-- Problem to work on --
Rewrite the paragraph of the VGIT overview that begins "VGIT is issued by Vanguard" as a short bulleted list, keeping its main facts.

[start of Given passage]

What Is VGIT? Vanguard Intermediate-Term Treasury ETF
Last updated July 2026
Short answer
VGIT is the Vanguard Intermediate-Term Treasury ETF, a low-cost fund holding US Treasury bonds with maturities between three and ten years. It tracks the Bloomberg U.S. Treasury 3-10 Year Index and owns around 100 government notes, giving diversified intermediate-duration exposure with US government credit backing. The fee is just 0.03%. It suits investors who want a safe, interest-rate-sensitive ballast for a portfolio, versus the shorter, near-cash profile of VGSH or the longer-duration swings of VGLT.
VGIT is issued by Vanguard and tracks Bloomberg U.S. Treasury 3-10 Year Index. It charges a 0.03% expense ratio, holds approximately ~$42 billion in assets under management, yields about ~3.9%, and launched in November 2009.
What is VGIT?
VGIT is the Vanguard Intermediate-Term Treasury ETF, a low-cost fund that holds US Treasury bonds with maturities between three and ten years. It tracks the Bloomberg U.S. Treasury 3-10 Year Index and owns around 100 government notes, delivering diversified exposure to the intermediate part of the Treasury yield curve.

[end of Given passage]
[start of Data shown]

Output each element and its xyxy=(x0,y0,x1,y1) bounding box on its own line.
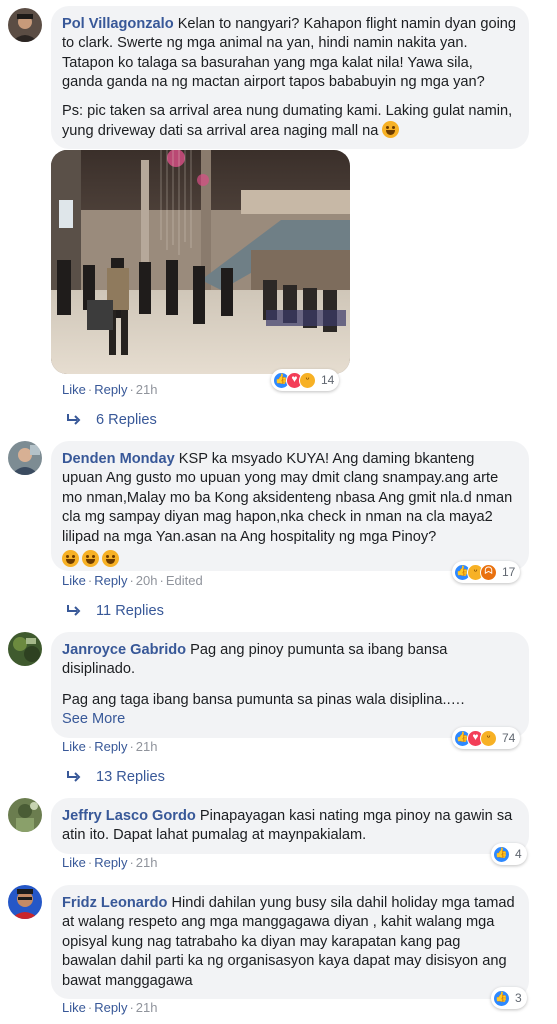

[end of Data shown]

-- Final result --
- Issuer: Vanguard
- Index tracked: Bloomberg U.S. Treasury 3-10 Year Index
- Expense ratio: 0.03%
- Assets under management: about $42 billion
- Yield: about 3.9%
- Launch date: November 2009